* AVAILABLE RECORDS
☆ ☆ ☆ ☆ ☆
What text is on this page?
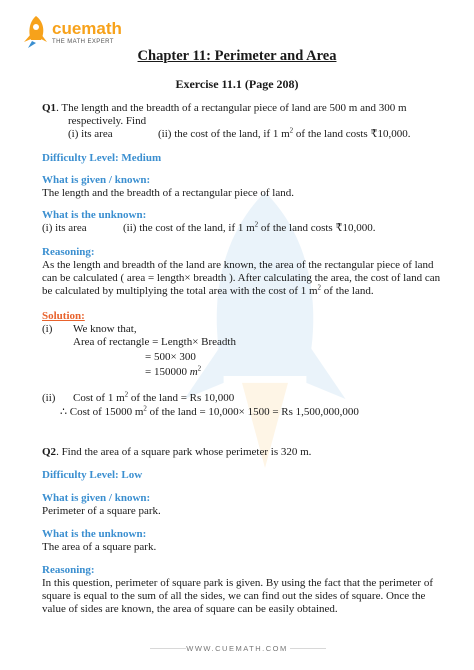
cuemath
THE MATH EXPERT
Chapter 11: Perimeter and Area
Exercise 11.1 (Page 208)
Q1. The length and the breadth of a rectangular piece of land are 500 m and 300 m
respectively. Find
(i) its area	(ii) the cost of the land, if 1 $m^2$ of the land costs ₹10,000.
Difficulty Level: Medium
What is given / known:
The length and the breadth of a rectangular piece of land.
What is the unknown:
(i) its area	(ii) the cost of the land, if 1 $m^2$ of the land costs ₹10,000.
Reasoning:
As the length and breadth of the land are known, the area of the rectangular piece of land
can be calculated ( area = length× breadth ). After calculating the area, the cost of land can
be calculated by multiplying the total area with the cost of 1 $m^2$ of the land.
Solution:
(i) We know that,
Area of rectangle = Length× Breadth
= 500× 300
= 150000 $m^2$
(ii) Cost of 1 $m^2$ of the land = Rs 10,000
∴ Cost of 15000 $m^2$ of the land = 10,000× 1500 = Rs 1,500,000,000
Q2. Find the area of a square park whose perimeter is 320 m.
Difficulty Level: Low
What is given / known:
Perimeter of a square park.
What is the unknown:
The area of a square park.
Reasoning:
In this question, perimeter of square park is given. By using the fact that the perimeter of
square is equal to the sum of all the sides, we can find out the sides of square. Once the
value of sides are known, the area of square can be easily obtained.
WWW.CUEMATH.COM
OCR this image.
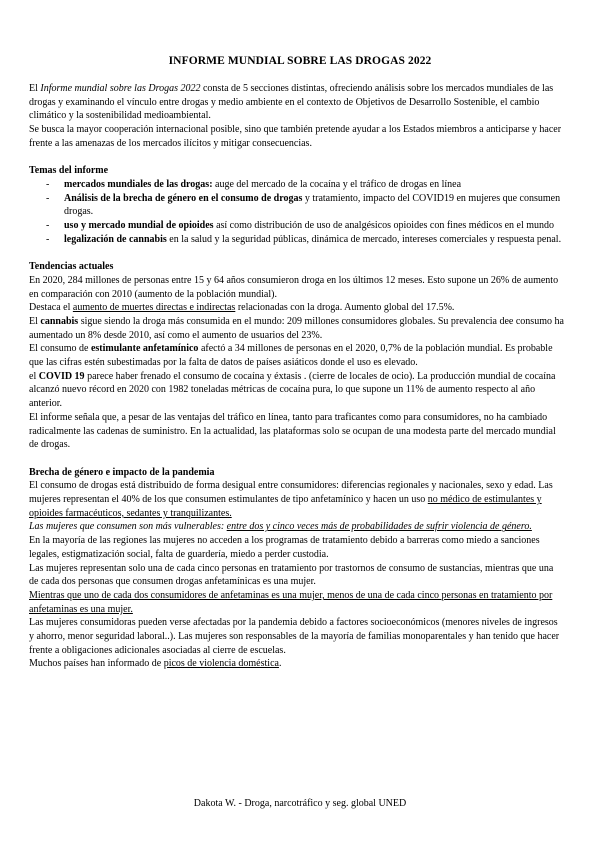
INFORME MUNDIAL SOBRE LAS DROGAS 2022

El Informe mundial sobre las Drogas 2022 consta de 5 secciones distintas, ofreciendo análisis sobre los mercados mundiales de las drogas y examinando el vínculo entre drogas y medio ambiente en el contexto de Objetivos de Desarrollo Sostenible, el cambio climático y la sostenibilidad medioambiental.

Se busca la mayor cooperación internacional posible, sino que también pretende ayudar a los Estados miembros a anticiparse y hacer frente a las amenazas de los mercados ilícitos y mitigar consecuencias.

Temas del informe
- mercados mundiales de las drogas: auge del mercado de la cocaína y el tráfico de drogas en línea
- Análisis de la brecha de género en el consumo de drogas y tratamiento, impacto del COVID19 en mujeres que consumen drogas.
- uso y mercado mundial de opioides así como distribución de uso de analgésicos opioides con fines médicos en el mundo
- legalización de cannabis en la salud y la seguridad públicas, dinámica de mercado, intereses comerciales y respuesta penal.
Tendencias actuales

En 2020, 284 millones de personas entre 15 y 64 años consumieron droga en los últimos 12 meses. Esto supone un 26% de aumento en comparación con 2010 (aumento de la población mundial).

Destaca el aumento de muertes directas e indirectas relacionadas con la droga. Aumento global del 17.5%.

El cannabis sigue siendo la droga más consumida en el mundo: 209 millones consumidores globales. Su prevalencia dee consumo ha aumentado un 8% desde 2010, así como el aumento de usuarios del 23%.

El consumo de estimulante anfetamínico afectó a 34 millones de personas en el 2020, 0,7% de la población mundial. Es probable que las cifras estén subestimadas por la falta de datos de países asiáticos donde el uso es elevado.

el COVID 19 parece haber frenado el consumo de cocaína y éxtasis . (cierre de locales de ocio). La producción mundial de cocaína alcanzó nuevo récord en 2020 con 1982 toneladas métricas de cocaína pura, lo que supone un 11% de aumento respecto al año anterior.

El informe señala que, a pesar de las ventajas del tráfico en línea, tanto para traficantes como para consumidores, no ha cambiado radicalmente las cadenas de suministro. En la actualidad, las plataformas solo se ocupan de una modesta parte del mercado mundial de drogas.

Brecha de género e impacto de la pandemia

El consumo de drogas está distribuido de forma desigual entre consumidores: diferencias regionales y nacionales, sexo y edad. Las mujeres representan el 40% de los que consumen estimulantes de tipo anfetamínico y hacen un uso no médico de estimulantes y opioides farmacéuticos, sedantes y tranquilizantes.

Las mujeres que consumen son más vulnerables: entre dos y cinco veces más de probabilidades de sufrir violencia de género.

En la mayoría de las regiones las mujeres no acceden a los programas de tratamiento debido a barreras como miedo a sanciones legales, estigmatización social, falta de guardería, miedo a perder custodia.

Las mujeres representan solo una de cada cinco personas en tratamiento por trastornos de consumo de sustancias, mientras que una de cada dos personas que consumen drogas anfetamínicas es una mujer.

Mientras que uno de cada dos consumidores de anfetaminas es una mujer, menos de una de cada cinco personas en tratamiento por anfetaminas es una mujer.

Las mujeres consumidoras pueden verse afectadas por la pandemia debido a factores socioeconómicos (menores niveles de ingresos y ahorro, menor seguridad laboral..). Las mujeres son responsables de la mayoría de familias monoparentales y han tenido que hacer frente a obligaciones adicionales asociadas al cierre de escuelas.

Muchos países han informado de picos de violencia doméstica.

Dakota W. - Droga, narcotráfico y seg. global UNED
☆ ☆ ☆ ☆ ☆
* PROBLEM STATEMENT
Would you return the data exactly as written, without the pictures?

* OUTPUT FOR THIS EXERCISE
What text is on this page?
cuemath
THE MATH EXPERT
Chapter 11: Perimeter and Area
Exercise 11.1 (Page 208)
Q1. The length and the breadth of a rectangular piece of land are 500 m and 300 m
respectively. Find
(i) its area	(ii) the cost of the land, if 1 $m^2$ of the land costs ₹10,000.
Difficulty Level: Medium
What is given / known:
The length and the breadth of a rectangular piece of land.
What is the unknown:
(i) its area	(ii) the cost of the land, if 1 $m^2$ of the land costs ₹10,000.
Reasoning:
As the length and breadth of the land are known, the area of the rectangular piece of land
can be calculated ( area = length× breadth ). After calculating the area, the cost of land can
be calculated by multiplying the total area with the cost of 1 $m^2$ of the land.
Solution:
(i) We know that,
Area of rectangle = Length× Breadth
= 500× 300
= 150000 $m^2$
(ii) Cost of 1 $m^2$ of the land = Rs 10,000
∴ Cost of 15000 $m^2$ of the land = 10,000× 1500 = Rs 1,500,000,000
Q2. Find the area of a square park whose perimeter is 320 m.
Difficulty Level: Low
What is given / known:
Perimeter of a square park.
What is the unknown:
The area of a square park.
Reasoning:
In this question, perimeter of square park is given. By using the fact that the perimeter of
square is equal to the sum of all the sides, we can find out the sides of square. Once the
value of sides are known, the area of square can be easily obtained.
WWW.CUEMATH.COM
OCR this image.
INFORME MUNDIAL SOBRE LAS DROGAS 2022

El Informe mundial sobre las Drogas 2022 consta de 5 secciones distintas, ofreciendo análisis sobre los mercados mundiales de las drogas y examinando el vínculo entre drogas y medio ambiente en el contexto de Objetivos de Desarrollo Sostenible, el cambio climático y la sostenibilidad medioambiental.

Se busca la mayor cooperación internacional posible, sino que también pretende ayudar a los Estados miembros a anticiparse y hacer frente a las amenazas de los mercados ilícitos y mitigar consecuencias.

Temas del informe
- mercados mundiales de las drogas: auge del mercado de la cocaína y el tráfico de drogas en línea
- Análisis de la brecha de género en el consumo de drogas y tratamiento, impacto del COVID19 en mujeres que consumen drogas.
- uso y mercado mundial de opioides así como distribución de uso de analgésicos opioides con fines médicos en el mundo
- legalización de cannabis en la salud y la seguridad públicas, dinámica de mercado, intereses comerciales y respuesta penal.
Tendencias actuales

En 2020, 284 millones de personas entre 15 y 64 años consumieron droga en los últimos 12 meses. Esto supone un 26% de aumento en comparación con 2010 (aumento de la población mundial).

Destaca el aumento de muertes directas e indirectas relacionadas con la droga. Aumento global del 17.5%.

El cannabis sigue siendo la droga más consumida en el mundo: 209 millones consumidores globales. Su prevalencia dee consumo ha aumentado un 8% desde 2010, así como el aumento de usuarios del 23%.

El consumo de estimulante anfetamínico afectó a 34 millones de personas en el 2020, 0,7% de la población mundial. Es probable que las cifras estén subestimadas por la falta de datos de países asiáticos donde el uso es elevado.

el COVID 19 parece haber frenado el consumo de cocaína y éxtasis . (cierre de locales de ocio). La producción mundial de cocaína alcanzó nuevo récord en 2020 con 1982 toneladas métricas de cocaína pura, lo que supone un 11% de aumento respecto al año anterior.

El informe señala que, a pesar de las ventajas del tráfico en línea, tanto para traficantes como para consumidores, no ha cambiado radicalmente las cadenas de suministro. En la actualidad, las plataformas solo se ocupan de una modesta parte del mercado mundial de drogas.

Brecha de género e impacto de la pandemia

El consumo de drogas está distribuido de forma desigual entre consumidores: diferencias regionales y nacionales, sexo y edad. Las mujeres representan el 40% de los que consumen estimulantes de tipo anfetamínico y hacen un uso no médico de estimulantes y opioides farmacéuticos, sedantes y tranquilizantes.

Las mujeres que consumen son más vulnerables: entre dos y cinco veces más de probabilidades de sufrir violencia de género.

En la mayoría de las regiones las mujeres no acceden a los programas de tratamiento debido a barreras como miedo a sanciones legales, estigmatización social, falta de guardería, miedo a perder custodia.

Las mujeres representan solo una de cada cinco personas en tratamiento por trastornos de consumo de sustancias, mientras que una de cada dos personas que consumen drogas anfetamínicas es una mujer.

Mientras que uno de cada dos consumidores de anfetaminas es una mujer, menos de una de cada cinco personas en tratamiento por anfetaminas es una mujer.

Las mujeres consumidoras pueden verse afectadas por la pandemia debido a factores socioeconómicos (menores niveles de ingresos y ahorro, menor seguridad laboral..). Las mujeres son responsables de la mayoría de familias monoparentales y han tenido que hacer frente a obligaciones adicionales asociadas al cierre de escuelas.

Muchos países han informado de picos de violencia doméstica.

Dakota W. - Droga, narcotráfico y seg. global UNED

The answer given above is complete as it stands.